■ RECORD EXCERPTS

|---|

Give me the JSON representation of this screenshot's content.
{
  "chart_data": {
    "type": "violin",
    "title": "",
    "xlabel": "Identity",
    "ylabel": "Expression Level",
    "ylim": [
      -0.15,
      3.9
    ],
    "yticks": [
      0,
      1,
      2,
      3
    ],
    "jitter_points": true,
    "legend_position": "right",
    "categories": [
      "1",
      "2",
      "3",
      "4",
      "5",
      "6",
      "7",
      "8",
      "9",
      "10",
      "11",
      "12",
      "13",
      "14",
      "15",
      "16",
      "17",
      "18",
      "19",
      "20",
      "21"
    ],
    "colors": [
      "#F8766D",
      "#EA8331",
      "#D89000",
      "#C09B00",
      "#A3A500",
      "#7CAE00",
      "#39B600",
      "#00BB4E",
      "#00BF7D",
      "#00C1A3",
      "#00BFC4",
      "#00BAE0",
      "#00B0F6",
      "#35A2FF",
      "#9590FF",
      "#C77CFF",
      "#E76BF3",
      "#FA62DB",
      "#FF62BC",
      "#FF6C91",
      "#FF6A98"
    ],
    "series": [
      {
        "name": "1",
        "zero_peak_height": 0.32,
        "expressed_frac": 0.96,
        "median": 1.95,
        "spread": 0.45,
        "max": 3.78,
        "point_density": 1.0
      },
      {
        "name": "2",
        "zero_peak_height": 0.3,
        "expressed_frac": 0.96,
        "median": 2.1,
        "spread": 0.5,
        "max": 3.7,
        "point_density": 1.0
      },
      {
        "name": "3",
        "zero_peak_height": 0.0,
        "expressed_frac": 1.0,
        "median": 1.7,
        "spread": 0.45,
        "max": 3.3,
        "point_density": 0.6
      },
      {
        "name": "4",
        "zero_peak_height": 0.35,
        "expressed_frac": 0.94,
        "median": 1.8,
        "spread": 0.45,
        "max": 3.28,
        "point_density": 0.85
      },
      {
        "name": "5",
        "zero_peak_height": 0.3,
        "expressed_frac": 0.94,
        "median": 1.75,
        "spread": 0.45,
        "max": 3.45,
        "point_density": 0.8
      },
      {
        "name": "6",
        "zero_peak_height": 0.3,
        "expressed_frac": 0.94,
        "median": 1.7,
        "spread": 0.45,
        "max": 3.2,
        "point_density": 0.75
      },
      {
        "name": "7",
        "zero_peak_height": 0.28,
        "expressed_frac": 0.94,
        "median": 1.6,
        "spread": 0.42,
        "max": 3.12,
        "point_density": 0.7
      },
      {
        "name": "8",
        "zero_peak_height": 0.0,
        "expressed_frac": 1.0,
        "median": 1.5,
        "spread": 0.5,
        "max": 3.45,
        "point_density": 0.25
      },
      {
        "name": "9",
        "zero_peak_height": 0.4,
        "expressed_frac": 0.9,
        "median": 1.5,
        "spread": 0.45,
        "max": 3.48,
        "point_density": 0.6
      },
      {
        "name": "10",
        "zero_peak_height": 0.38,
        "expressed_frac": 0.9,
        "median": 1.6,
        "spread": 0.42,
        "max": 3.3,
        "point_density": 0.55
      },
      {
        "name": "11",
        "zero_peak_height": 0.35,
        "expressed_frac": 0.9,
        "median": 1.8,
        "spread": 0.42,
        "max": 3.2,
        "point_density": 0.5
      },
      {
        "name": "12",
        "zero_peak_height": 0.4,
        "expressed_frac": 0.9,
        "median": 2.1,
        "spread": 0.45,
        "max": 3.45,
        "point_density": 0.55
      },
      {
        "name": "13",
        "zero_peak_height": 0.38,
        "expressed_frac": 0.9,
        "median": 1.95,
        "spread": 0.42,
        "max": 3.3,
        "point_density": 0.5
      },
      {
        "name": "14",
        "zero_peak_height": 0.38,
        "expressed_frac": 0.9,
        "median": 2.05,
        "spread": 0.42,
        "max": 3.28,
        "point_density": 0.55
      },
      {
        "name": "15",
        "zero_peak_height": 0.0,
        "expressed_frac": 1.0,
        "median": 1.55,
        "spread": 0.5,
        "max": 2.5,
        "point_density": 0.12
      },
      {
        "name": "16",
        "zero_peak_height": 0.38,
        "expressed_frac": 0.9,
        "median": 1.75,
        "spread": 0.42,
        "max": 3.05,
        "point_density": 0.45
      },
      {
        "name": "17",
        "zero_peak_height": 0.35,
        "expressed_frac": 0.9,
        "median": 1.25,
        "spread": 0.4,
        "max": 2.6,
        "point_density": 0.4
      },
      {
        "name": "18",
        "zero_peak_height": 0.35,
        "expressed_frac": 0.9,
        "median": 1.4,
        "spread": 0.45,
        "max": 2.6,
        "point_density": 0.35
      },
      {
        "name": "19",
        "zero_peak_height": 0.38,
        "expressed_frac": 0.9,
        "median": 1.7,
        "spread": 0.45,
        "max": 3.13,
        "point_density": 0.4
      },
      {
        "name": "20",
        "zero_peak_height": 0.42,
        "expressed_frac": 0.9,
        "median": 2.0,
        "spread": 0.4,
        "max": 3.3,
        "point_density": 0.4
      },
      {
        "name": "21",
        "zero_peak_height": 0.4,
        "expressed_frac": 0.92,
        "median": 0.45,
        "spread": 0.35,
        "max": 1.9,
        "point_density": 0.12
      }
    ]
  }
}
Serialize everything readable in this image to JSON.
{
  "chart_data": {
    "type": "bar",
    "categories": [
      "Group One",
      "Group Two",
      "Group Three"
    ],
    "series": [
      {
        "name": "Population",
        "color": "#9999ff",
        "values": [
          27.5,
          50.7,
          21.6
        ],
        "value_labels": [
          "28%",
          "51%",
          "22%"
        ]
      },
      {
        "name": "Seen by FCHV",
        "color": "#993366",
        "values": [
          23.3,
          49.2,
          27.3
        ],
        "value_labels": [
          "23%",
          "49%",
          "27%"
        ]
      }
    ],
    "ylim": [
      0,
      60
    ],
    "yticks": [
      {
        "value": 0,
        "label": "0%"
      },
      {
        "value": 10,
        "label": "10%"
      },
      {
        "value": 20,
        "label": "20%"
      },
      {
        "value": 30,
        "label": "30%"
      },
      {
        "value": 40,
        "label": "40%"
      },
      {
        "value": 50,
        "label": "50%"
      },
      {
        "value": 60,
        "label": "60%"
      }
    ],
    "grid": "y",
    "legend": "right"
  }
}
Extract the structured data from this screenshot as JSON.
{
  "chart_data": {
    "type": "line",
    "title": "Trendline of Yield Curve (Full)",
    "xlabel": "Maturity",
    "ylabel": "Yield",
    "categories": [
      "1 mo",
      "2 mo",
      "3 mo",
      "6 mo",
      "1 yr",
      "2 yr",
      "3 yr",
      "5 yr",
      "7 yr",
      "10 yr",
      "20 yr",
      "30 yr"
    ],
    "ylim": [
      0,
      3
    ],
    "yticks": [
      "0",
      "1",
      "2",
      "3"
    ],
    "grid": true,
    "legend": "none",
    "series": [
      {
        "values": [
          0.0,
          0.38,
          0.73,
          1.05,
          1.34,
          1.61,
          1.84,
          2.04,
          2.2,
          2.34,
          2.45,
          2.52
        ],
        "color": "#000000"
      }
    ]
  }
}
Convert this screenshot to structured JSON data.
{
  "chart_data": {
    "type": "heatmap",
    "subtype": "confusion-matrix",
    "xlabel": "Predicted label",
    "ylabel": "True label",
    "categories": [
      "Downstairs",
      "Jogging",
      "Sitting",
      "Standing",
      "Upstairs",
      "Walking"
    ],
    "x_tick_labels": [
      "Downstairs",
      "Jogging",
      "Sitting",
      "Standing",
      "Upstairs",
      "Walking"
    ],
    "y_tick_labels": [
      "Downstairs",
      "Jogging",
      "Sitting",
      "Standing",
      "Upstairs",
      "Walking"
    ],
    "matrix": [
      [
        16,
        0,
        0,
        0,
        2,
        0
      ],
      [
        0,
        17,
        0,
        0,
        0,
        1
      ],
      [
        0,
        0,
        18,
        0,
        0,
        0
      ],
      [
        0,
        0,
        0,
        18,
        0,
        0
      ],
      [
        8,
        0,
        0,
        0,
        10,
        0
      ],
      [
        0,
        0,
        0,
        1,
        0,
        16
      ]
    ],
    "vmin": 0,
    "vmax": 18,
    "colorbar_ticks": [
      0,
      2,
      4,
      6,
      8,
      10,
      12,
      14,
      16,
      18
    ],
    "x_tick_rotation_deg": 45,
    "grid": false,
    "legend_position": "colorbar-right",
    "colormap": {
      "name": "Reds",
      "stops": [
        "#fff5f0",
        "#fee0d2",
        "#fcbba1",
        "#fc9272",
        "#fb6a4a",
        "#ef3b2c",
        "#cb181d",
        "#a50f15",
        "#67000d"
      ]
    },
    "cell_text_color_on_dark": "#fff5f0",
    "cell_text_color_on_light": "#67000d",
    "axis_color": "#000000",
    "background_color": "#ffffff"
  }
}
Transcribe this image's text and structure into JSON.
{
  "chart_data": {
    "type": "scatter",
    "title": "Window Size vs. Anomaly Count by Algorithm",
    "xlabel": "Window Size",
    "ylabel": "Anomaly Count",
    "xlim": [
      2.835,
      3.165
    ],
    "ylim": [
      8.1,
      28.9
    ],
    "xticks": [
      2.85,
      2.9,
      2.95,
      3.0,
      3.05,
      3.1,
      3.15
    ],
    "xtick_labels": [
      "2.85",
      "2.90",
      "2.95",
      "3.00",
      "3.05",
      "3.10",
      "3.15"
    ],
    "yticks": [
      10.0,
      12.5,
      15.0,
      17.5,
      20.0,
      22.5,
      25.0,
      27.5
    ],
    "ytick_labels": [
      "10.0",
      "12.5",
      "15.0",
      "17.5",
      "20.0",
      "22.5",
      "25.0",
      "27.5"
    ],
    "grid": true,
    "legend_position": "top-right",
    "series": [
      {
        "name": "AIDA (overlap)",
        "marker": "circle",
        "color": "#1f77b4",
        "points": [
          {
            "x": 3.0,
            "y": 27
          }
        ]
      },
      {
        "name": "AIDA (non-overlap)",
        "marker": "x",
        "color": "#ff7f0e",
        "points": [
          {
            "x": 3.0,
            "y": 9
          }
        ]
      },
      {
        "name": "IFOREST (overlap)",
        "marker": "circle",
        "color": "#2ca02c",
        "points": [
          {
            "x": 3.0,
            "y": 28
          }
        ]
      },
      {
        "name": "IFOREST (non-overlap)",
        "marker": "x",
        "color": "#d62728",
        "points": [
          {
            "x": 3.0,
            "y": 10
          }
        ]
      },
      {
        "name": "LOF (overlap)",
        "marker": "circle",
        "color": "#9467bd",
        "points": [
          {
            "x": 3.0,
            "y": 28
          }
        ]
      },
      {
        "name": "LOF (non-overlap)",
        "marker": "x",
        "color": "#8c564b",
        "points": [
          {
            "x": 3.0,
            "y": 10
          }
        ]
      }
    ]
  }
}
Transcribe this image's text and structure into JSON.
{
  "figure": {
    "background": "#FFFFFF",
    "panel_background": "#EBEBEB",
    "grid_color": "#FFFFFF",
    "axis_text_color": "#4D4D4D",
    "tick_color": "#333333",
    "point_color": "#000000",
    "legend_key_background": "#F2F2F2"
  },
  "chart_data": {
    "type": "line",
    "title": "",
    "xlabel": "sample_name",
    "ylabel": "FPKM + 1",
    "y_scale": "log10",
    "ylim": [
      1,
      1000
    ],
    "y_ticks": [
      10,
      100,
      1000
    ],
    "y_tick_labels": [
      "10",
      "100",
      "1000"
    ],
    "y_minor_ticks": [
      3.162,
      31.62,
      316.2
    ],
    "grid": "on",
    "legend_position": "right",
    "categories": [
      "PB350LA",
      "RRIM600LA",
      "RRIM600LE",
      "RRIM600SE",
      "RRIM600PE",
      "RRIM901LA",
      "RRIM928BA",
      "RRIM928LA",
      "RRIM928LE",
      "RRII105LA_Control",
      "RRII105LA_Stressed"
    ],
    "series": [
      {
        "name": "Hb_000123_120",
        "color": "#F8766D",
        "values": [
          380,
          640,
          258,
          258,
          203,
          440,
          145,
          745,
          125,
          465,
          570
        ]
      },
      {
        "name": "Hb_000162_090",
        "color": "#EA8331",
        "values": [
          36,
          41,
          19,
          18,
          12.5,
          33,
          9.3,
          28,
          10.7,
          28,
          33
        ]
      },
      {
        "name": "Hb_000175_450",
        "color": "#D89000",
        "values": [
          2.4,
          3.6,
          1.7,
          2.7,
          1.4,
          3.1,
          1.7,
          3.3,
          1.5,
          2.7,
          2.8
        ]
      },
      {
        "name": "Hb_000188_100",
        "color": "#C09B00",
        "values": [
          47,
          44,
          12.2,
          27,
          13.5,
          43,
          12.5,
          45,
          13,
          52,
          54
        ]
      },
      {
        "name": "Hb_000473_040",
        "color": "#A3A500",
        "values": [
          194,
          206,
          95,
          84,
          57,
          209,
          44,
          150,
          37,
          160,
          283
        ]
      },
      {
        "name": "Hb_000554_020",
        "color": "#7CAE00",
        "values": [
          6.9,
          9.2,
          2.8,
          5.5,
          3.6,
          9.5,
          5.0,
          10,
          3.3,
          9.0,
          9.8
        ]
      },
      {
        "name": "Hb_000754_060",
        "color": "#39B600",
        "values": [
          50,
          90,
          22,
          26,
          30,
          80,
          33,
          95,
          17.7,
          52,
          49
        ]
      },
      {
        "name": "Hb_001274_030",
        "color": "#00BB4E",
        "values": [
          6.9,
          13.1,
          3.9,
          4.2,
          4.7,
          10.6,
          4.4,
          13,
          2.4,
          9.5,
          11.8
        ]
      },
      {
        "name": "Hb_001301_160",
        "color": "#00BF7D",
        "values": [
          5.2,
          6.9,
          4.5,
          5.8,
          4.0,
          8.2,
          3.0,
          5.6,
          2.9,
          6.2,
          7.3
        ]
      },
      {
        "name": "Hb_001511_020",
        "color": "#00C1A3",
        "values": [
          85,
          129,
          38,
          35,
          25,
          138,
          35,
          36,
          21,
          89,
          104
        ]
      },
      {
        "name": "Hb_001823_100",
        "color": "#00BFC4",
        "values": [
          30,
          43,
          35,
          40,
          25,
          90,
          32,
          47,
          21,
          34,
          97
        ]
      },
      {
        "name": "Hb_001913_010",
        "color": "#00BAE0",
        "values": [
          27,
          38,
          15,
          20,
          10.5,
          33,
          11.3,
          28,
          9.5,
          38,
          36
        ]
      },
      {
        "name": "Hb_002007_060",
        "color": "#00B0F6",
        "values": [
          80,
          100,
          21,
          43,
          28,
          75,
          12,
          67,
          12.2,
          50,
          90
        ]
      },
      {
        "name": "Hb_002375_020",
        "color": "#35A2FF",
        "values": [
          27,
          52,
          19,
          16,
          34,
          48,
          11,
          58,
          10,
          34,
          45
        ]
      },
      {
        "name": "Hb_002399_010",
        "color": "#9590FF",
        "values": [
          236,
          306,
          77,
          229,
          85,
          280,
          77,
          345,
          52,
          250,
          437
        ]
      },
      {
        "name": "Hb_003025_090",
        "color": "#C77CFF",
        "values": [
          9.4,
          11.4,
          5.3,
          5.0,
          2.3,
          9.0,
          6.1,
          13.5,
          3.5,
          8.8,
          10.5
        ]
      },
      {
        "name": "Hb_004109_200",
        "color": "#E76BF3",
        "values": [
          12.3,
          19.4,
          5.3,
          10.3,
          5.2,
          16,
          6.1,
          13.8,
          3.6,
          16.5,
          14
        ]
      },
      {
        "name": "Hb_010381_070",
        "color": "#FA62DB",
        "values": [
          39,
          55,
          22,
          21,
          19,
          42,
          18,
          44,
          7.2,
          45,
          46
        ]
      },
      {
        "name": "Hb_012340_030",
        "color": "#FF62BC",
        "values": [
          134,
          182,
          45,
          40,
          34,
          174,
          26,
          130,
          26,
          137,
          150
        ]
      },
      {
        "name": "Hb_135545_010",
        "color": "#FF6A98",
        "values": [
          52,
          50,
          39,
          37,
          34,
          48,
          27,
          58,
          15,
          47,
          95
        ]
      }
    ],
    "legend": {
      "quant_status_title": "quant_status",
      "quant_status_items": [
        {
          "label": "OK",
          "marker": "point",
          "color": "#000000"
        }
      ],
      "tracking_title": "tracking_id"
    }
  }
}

|---|

■ WHAT THIS TASK INVOLVES
Determine the number of lines containing "overlap". Write only that number.

■ THE COMPLETED TASK
6